Aim
Select every line below containing the word "деятельность".
-- START OF Raw records --
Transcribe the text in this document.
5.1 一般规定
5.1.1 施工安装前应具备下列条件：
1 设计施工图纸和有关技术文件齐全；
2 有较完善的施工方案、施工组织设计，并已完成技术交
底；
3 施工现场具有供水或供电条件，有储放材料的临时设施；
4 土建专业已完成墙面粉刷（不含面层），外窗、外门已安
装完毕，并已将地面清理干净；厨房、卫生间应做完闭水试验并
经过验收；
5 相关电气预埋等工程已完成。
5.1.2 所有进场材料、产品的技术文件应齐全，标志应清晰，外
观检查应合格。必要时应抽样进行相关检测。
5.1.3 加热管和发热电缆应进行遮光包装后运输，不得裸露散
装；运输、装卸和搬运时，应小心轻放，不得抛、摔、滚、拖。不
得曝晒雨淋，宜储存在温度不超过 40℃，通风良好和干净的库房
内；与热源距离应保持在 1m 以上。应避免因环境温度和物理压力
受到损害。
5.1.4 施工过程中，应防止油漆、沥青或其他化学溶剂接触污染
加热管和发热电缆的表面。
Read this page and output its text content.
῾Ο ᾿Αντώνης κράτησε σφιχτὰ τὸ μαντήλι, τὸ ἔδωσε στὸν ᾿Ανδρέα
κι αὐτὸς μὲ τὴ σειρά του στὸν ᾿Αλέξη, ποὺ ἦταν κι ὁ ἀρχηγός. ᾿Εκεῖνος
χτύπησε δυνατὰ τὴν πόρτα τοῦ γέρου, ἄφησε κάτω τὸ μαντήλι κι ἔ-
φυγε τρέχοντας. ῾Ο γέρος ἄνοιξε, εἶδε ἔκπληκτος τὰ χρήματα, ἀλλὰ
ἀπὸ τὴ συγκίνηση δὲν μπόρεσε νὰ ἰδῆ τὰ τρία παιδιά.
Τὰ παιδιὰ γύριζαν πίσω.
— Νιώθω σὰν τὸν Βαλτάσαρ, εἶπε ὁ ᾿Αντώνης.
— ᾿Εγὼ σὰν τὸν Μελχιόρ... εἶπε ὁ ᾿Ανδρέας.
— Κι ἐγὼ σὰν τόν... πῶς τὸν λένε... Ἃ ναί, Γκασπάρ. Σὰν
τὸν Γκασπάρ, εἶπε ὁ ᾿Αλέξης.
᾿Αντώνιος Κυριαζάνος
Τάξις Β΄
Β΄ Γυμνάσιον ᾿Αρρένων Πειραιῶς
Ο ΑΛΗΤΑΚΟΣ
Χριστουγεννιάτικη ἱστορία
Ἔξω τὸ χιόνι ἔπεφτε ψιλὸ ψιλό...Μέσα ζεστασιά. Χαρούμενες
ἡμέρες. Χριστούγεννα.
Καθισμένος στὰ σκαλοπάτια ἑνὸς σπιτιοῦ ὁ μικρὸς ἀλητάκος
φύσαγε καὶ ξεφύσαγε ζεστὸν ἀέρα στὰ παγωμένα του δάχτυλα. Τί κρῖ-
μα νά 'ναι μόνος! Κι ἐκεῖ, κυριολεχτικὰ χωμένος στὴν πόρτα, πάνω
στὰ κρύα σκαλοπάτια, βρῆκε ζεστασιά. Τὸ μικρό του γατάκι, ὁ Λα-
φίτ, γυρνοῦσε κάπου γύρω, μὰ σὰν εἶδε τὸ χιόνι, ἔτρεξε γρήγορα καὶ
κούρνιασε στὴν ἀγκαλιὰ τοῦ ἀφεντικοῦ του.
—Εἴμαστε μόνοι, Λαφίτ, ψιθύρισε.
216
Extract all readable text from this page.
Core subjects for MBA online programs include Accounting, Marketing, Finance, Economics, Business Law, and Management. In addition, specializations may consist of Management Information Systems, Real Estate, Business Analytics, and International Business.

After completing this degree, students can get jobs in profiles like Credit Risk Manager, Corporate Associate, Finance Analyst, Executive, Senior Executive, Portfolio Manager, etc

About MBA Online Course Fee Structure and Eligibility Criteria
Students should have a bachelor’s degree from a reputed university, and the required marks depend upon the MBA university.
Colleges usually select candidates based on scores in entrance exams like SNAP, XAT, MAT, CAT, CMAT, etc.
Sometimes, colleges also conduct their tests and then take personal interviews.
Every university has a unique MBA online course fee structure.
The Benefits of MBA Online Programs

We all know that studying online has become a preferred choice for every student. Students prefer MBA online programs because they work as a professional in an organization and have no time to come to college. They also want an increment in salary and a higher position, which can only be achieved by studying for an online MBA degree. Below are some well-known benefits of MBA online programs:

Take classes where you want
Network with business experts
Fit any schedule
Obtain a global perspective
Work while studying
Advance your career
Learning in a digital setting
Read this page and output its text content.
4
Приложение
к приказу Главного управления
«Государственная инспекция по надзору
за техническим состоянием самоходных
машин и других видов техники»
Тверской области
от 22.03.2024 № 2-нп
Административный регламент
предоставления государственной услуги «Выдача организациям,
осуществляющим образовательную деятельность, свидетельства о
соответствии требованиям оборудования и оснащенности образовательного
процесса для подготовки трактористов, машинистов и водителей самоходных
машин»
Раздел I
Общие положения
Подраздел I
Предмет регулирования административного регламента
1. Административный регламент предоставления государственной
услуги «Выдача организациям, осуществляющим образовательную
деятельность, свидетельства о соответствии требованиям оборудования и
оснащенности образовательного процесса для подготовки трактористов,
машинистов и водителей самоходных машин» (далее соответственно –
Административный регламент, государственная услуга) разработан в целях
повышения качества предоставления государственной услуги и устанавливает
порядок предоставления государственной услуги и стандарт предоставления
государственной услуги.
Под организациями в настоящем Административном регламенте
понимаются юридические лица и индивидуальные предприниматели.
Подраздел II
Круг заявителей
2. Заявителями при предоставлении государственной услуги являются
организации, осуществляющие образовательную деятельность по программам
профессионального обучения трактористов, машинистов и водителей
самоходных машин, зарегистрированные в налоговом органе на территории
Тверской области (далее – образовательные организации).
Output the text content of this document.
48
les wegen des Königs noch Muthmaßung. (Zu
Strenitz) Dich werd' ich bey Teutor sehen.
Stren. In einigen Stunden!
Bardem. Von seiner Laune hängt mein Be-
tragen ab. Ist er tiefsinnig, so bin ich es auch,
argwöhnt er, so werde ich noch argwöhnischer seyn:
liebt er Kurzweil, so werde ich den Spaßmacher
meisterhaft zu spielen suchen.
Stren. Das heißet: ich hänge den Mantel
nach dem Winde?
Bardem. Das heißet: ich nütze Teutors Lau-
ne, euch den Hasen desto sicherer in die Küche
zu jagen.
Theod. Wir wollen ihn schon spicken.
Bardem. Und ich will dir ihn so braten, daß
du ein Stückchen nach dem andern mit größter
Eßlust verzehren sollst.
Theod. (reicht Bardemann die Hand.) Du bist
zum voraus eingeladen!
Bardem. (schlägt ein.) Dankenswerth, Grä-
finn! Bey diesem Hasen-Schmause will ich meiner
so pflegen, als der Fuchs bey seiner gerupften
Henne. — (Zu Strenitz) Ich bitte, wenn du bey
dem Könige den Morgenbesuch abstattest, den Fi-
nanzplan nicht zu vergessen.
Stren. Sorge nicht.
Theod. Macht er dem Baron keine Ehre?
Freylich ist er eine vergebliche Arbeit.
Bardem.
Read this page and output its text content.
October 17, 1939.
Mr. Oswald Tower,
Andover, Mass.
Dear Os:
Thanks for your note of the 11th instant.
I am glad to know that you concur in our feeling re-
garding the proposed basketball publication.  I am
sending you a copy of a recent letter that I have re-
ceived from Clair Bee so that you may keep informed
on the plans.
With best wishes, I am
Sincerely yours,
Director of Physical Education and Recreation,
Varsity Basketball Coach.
-- END OF Raw records --
Output of the task
осуществляющим образовательную деятельность, свидетельства о
деятельность, свидетельства о соответствии требованиям оборудования и
организации, осуществляющие образовательную деятельность по программам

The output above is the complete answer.